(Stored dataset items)
'''

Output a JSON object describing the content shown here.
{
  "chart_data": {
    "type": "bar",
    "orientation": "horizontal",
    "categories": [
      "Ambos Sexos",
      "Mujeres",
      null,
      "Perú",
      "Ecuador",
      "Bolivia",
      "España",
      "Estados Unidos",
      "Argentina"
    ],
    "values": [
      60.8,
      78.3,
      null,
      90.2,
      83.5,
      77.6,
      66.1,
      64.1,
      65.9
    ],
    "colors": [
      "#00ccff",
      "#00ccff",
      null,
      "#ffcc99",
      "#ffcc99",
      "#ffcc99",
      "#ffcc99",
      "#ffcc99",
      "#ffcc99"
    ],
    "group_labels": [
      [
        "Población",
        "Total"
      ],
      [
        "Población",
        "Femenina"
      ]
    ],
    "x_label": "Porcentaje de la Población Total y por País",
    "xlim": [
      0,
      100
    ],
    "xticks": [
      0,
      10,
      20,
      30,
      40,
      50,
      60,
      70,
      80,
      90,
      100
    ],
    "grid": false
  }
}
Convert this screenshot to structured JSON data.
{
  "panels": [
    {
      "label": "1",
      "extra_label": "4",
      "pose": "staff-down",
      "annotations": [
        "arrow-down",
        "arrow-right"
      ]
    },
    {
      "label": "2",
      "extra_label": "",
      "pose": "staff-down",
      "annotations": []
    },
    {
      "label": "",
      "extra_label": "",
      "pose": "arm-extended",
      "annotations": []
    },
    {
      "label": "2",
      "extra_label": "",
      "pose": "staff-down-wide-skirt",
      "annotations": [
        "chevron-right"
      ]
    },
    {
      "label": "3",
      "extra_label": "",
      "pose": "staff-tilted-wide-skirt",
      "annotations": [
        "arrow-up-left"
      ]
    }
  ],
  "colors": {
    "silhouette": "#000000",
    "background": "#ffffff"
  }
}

'''

Word for word, quote all of the data above.

Output a JSON object describing the content shown here.
{
  "chart_data": {
    "type": "bar",
    "orientation": "horizontal",
    "categories": [
      "Ambos Sexos",
      "Mujeres",
      null,
      "Perú",
      "Ecuador",
      "Bolivia",
      "España",
      "Estados Unidos",
      "Argentina"
    ],
    "values": [
      60.8,
      78.3,
      null,
      90.2,
      83.5,
      77.6,
      66.1,
      64.1,
      65.9
    ],
    "colors": [
      "#00ccff",
      "#00ccff",
      null,
      "#ffcc99",
      "#ffcc99",
      "#ffcc99",
      "#ffcc99",
      "#ffcc99",
      "#ffcc99"
    ],
    "group_labels": [
      [
        "Población",
        "Total"
      ],
      [
        "Población",
        "Femenina"
      ]
    ],
    "x_label": "Porcentaje de la Población Total y por País",
    "xlim": [
      0,
      100
    ],
    "xticks": [
      0,
      10,
      20,
      30,
      40,
      50,
      60,
      70,
      80,
      90,
      100
    ],
    "grid": false
  }
}
Convert this screenshot to structured JSON data.
{
  "panels": [
    {
      "label": "1",
      "extra_label": "4",
      "pose": "staff-down",
      "annotations": [
        "arrow-down",
        "arrow-right"
      ]
    },
    {
      "label": "2",
      "extra_label": "",
      "pose": "staff-down",
      "annotations": []
    },
    {
      "label": "",
      "extra_label": "",
      "pose": "arm-extended",
      "annotations": []
    },
    {
      "label": "2",
      "extra_label": "",
      "pose": "staff-down-wide-skirt",
      "annotations": [
        "chevron-right"
      ]
    },
    {
      "label": "3",
      "extra_label": "",
      "pose": "staff-tilted-wide-skirt",
      "annotations": [
        "arrow-up-left"
      ]
    }
  ],
  "colors": {
    "silhouette": "#000000",
    "background": "#ffffff"
  }
}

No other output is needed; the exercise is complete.